Identify the lines bearing the string "frac" and gather them.

→ **RECORDS SUPPLIED**
++++++++
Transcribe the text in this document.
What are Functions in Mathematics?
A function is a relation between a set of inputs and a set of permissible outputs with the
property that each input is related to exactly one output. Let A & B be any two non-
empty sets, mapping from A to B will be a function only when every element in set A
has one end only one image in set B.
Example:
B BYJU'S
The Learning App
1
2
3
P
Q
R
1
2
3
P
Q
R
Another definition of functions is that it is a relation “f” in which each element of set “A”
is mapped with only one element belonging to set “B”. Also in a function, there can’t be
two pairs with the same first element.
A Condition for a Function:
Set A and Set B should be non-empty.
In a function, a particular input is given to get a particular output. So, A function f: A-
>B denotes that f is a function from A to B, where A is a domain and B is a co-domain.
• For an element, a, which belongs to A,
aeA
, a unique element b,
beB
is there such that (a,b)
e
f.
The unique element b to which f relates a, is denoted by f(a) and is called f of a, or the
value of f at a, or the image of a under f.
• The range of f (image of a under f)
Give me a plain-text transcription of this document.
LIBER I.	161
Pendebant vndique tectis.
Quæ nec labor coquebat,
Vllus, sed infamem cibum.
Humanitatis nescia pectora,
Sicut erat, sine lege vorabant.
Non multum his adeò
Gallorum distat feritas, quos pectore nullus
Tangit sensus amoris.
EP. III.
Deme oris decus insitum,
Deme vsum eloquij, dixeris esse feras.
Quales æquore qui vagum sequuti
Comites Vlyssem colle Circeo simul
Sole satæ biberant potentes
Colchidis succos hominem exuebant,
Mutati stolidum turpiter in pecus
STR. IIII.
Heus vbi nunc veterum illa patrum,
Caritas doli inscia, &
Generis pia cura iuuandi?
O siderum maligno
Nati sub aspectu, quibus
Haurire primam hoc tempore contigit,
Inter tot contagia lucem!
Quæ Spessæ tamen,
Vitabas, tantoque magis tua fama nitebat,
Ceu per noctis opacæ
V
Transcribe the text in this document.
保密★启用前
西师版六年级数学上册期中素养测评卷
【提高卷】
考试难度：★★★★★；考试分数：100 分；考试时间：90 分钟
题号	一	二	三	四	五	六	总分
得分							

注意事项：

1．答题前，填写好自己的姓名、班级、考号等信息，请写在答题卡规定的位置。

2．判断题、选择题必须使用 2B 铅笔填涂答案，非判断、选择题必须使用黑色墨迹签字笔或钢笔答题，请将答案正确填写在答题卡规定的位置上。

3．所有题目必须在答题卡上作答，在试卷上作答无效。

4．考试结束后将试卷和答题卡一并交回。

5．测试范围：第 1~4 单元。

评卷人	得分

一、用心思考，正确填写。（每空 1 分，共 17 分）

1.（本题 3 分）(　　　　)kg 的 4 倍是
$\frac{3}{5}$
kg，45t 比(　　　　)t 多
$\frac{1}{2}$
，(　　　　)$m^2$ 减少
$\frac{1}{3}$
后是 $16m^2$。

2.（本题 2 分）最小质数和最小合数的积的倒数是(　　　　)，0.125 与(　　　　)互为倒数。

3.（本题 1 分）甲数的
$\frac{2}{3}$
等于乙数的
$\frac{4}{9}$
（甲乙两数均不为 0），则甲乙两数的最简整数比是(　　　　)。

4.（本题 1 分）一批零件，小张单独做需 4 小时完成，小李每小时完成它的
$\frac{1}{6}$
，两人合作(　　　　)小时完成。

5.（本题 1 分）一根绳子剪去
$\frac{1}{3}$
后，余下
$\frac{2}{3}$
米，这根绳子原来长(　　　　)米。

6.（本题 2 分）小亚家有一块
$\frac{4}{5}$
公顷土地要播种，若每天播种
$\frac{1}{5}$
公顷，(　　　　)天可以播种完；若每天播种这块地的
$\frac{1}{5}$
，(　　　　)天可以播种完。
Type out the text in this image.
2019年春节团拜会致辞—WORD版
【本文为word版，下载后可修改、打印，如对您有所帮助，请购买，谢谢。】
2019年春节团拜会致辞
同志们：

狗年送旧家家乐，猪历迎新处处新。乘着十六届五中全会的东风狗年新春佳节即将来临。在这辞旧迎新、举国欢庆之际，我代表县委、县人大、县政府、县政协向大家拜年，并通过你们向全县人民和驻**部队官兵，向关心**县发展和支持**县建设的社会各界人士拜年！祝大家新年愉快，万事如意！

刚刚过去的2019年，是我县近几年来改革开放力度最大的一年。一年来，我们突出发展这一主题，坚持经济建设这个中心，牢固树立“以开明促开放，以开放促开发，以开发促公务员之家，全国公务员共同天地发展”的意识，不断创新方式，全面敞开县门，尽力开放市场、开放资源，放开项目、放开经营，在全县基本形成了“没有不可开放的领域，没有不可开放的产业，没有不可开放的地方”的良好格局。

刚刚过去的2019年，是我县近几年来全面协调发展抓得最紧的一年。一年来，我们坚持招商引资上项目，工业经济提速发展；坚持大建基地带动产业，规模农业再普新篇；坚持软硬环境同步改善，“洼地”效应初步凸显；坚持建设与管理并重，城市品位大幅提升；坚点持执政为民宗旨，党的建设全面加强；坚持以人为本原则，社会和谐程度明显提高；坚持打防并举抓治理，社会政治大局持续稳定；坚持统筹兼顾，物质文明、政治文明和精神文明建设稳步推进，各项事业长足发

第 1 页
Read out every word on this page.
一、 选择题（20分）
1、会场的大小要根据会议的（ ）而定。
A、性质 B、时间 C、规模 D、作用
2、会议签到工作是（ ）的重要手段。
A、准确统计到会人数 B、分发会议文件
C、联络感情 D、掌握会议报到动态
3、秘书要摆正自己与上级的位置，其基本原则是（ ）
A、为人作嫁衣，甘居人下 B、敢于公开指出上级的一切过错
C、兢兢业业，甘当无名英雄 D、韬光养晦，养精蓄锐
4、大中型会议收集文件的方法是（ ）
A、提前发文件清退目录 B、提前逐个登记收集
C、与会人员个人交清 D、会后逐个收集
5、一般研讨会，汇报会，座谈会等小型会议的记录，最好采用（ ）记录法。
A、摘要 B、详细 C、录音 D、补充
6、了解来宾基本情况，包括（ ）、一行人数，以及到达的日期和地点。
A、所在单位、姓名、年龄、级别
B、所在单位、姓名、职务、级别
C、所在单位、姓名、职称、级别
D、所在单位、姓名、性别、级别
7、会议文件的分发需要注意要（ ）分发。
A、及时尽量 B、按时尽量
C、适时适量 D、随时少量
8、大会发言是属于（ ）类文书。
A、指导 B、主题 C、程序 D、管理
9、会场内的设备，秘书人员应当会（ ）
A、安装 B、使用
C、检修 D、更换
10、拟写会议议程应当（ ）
++++++++
→ **TASK OUTPUT**
$\frac{3}{5}$
$\frac{1}{2}$
$\frac{1}{3}$
$\frac{2}{3}$
$\frac{4}{9}$
$\frac{1}{6}$
$\frac{1}{3}$
$\frac{2}{3}$
$\frac{4}{5}$
$\frac{1}{5}$
$\frac{1}{5}$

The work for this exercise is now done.